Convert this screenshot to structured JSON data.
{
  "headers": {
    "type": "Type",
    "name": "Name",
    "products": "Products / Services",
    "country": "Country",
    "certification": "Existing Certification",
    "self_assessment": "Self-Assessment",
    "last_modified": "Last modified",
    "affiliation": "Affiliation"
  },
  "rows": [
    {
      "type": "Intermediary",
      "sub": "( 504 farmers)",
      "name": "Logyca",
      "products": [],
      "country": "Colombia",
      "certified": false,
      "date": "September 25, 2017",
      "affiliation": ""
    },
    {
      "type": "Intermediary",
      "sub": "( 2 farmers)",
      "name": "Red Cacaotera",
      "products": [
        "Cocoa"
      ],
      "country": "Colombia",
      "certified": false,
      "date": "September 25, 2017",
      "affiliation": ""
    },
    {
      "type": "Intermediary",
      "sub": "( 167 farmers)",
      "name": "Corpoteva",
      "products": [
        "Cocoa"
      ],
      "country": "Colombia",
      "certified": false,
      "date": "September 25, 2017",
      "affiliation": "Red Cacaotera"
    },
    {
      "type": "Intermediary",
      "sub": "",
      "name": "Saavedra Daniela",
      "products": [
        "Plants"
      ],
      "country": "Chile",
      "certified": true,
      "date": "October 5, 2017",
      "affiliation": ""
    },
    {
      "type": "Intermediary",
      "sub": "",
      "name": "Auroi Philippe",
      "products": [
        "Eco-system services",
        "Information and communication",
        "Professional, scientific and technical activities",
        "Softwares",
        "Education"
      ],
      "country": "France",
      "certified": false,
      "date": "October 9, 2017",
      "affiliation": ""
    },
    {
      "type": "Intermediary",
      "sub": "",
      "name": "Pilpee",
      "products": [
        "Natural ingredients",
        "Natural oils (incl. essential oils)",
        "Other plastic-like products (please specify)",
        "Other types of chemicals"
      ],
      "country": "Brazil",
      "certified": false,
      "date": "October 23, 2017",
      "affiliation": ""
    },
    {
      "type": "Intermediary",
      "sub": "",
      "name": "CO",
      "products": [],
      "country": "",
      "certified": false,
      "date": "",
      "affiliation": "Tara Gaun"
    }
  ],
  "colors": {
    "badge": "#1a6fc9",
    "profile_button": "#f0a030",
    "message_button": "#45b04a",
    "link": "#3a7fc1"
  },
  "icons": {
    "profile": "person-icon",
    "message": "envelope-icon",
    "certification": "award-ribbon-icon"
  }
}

###

◆ To do ◆
Print out every record again, exactly and in full.

◆ Worked solution ◆
Convert this screenshot to structured JSON data.
{
  "headers": {
    "type": "Type",
    "name": "Name",
    "products": "Products / Services",
    "country": "Country",
    "certification": "Existing Certification",
    "self_assessment": "Self-Assessment",
    "last_modified": "Last modified",
    "affiliation": "Affiliation"
  },
  "rows": [
    {
      "type": "Intermediary",
      "sub": "( 504 farmers)",
      "name": "Logyca",
      "products": [],
      "country": "Colombia",
      "certified": false,
      "date": "September 25, 2017",
      "affiliation": ""
    },
    {
      "type": "Intermediary",
      "sub": "( 2 farmers)",
      "name": "Red Cacaotera",
      "products": [
        "Cocoa"
      ],
      "country": "Colombia",
      "certified": false,
      "date": "September 25, 2017",
      "affiliation": ""
    },
    {
      "type": "Intermediary",
      "sub": "( 167 farmers)",
      "name": "Corpoteva",
      "products": [
        "Cocoa"
      ],
      "country": "Colombia",
      "certified": false,
      "date": "September 25, 2017",
      "affiliation": "Red Cacaotera"
    },
    {
      "type": "Intermediary",
      "sub": "",
      "name": "Saavedra Daniela",
      "products": [
        "Plants"
      ],
      "country": "Chile",
      "certified": true,
      "date": "October 5, 2017",
      "affiliation": ""
    },
    {
      "type": "Intermediary",
      "sub": "",
      "name": "Auroi Philippe",
      "products": [
        "Eco-system services",
        "Information and communication",
        "Professional, scientific and technical activities",
        "Softwares",
        "Education"
      ],
      "country": "France",
      "certified": false,
      "date": "October 9, 2017",
      "affiliation": ""
    },
    {
      "type": "Intermediary",
      "sub": "",
      "name": "Pilpee",
      "products": [
        "Natural ingredients",
        "Natural oils (incl. essential oils)",
        "Other plastic-like products (please specify)",
        "Other types of chemicals"
      ],
      "country": "Brazil",
      "certified": false,
      "date": "October 23, 2017",
      "affiliation": ""
    },
    {
      "type": "Intermediary",
      "sub": "",
      "name": "CO",
      "products": [],
      "country": "",
      "certified": false,
      "date": "",
      "affiliation": "Tara Gaun"
    }
  ],
  "colors": {
    "badge": "#1a6fc9",
    "profile_button": "#f0a030",
    "message_button": "#45b04a",
    "link": "#3a7fc1"
  },
  "icons": {
    "profile": "person-icon",
    "message": "envelope-icon",
    "certification": "award-ribbon-icon"
  }
}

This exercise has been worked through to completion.